Exercise requirements: Gather the lines that hold the string "your".
-- Begin Extracted entries --
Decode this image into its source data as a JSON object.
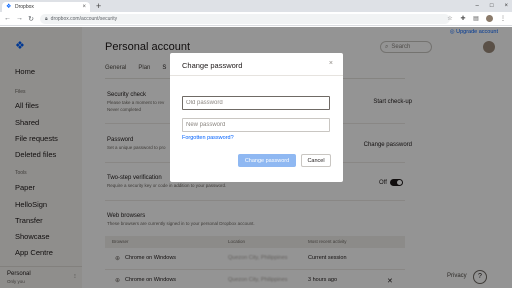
{
  "browser": {
    "tab_title": "Dropbox",
    "url": "dropbox.com/account/security",
    "new_tab": "+",
    "close_tab": "×",
    "window_controls": [
      "–",
      "□",
      "×"
    ]
  },
  "sidebar": {
    "items_top": [
      {
        "label": "Home"
      }
    ],
    "files_heading": "Files",
    "file_items": [
      {
        "label": "All files"
      },
      {
        "label": "Shared"
      },
      {
        "label": "File requests"
      },
      {
        "label": "Deleted files"
      }
    ],
    "tools_heading": "Tools",
    "tool_items": [
      {
        "label": "Paper"
      },
      {
        "label": "HelloSign"
      },
      {
        "label": "Transfer"
      },
      {
        "label": "Showcase"
      },
      {
        "label": "App Centre"
      }
    ],
    "account_name": "Personal",
    "account_sub": "Only you"
  },
  "header": {
    "upgrade": "Upgrade account",
    "title": "Personal account",
    "search_placeholder": "Search"
  },
  "tabs": [
    {
      "label": "General"
    },
    {
      "label": "Plan"
    },
    {
      "label": "S"
    }
  ],
  "sections": {
    "security_check": {
      "title": "Security check",
      "desc_1": "Please take a moment to rev",
      "desc_2": "Never completed",
      "action": "Start check-up"
    },
    "password": {
      "title": "Password",
      "desc": "Set a unique password to pro",
      "action": "Change password"
    },
    "two_step": {
      "title": "Two-step verification",
      "desc": "Require a security key or code in addition to your password.",
      "toggle_label": "Off",
      "enabled": false
    },
    "web_browsers": {
      "title": "Web browsers",
      "desc": "These browsers are currently signed in to your personal Dropbox account."
    }
  },
  "table": {
    "headers": [
      "Browser",
      "Location",
      "Most recent activity"
    ],
    "rows": [
      {
        "browser": "Chrome on Windows",
        "location": "Quezon City, Philippines",
        "activity": "Current session"
      },
      {
        "browser": "Chrome on Windows",
        "location": "Quezon City, Philippines",
        "activity": "3 hours ago"
      }
    ]
  },
  "footer": {
    "privacy": "Privacy",
    "help": "?"
  },
  "modal": {
    "title": "Change password",
    "close": "×",
    "old_password_placeholder": "Old password",
    "new_password_placeholder": "New password",
    "forgot": "Forgotten password?",
    "submit": "Change password",
    "cancel": "Cancel"
  },
  "colors": {
    "accent": "#0061fe",
    "sidebar_bg": "#f7f5f2",
    "button_disabled": "#8fb8f2"
  }
}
-- End Extracted entries --
Solution to this task:
      "desc": "Require a security key or code in addition to your password.",
      "desc": "These browsers are currently signed in to your personal Dropbox account."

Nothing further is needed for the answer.